## GIVEN REQUEST
Tally the lines in these records that hold the string "headline", and reply with the number alone.

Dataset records
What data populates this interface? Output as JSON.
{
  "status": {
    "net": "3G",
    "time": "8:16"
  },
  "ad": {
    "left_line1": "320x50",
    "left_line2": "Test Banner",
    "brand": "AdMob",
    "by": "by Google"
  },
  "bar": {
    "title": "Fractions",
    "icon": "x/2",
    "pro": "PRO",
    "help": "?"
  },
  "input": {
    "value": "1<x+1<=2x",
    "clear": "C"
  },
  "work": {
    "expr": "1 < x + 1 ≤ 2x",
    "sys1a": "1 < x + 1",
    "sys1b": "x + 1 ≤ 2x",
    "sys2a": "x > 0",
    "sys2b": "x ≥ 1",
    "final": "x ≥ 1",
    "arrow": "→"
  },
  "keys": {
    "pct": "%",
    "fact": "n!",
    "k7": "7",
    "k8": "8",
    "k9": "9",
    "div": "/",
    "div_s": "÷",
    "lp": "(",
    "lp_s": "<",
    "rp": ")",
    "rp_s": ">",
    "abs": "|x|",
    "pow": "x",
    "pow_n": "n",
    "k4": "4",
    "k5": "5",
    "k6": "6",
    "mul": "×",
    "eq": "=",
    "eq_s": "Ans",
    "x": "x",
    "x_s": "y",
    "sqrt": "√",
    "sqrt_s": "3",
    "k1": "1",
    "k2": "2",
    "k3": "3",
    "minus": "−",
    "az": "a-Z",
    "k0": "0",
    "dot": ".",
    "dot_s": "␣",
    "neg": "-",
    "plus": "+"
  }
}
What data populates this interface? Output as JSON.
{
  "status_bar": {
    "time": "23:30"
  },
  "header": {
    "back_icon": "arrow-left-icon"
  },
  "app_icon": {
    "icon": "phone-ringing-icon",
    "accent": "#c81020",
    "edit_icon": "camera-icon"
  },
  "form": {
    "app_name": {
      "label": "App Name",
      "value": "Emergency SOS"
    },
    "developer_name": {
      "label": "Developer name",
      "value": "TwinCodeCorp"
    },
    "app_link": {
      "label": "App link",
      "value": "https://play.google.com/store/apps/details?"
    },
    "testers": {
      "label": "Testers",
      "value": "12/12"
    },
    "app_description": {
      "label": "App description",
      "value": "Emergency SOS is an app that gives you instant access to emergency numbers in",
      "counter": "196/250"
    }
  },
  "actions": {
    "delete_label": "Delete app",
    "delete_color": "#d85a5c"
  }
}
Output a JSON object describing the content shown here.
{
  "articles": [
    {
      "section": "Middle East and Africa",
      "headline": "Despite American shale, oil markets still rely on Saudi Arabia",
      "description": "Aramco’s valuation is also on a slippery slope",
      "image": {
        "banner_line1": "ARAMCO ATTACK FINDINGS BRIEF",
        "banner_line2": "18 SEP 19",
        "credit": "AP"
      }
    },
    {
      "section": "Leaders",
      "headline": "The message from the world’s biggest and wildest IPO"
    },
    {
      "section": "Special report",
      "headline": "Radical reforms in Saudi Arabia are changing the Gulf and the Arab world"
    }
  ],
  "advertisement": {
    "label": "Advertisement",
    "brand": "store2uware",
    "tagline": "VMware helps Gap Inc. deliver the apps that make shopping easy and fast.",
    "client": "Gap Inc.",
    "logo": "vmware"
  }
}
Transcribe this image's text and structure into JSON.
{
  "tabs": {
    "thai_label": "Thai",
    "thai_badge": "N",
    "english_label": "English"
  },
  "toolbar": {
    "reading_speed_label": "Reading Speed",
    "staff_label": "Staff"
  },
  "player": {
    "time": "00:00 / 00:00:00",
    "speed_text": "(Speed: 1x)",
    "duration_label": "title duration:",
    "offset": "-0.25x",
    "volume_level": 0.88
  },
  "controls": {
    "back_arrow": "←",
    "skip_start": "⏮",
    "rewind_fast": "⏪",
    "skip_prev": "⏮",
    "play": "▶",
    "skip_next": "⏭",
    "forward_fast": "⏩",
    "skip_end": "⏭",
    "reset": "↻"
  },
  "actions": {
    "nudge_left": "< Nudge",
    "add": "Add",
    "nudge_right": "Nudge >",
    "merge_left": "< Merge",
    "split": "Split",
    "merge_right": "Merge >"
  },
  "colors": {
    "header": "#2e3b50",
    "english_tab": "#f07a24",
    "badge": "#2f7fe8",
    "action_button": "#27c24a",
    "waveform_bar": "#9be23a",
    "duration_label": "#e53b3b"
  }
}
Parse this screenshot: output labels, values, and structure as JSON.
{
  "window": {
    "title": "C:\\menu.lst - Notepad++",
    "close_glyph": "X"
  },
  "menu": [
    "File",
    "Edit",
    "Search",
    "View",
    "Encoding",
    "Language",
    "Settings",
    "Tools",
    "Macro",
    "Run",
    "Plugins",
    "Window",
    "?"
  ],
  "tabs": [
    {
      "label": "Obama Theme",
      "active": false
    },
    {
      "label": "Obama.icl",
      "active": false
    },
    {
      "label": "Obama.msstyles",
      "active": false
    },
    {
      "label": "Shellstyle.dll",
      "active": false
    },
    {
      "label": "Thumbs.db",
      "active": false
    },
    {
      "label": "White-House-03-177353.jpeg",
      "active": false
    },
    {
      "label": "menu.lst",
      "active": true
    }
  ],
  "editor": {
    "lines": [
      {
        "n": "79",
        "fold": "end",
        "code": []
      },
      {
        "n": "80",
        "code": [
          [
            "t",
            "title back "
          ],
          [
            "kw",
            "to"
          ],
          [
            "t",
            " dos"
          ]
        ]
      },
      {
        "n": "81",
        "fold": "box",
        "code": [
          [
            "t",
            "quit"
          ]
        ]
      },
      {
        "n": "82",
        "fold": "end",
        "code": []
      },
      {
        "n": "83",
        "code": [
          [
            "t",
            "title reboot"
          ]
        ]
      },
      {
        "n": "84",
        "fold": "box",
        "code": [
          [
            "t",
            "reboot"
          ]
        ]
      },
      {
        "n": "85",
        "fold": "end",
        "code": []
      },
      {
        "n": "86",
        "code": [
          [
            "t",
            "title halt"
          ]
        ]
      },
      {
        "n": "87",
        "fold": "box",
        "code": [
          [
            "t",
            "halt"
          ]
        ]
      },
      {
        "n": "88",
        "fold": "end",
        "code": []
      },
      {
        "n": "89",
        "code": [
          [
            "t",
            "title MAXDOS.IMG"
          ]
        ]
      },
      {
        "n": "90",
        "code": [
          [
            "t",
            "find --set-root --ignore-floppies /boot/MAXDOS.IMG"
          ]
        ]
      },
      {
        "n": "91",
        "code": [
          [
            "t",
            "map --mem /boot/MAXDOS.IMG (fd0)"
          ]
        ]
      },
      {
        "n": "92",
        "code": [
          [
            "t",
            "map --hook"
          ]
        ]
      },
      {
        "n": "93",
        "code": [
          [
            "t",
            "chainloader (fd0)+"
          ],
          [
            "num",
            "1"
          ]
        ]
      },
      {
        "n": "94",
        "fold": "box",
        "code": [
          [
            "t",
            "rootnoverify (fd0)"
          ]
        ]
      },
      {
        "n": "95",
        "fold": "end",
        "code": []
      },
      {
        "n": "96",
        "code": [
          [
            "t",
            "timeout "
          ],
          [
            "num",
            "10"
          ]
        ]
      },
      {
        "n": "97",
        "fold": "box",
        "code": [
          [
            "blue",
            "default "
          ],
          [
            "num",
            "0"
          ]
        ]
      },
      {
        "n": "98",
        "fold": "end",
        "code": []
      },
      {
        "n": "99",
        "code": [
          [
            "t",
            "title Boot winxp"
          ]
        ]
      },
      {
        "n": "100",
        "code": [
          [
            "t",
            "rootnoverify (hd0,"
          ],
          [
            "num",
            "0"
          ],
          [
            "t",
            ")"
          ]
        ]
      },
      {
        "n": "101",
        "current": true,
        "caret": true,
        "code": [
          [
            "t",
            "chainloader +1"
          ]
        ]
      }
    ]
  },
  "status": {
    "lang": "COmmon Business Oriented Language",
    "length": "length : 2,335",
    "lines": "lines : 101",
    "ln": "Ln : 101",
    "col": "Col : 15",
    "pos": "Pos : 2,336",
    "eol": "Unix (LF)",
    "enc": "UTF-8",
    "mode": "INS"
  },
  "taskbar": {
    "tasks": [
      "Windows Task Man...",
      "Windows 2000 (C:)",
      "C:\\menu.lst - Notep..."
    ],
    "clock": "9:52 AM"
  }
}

## RIGHT ANSWER
3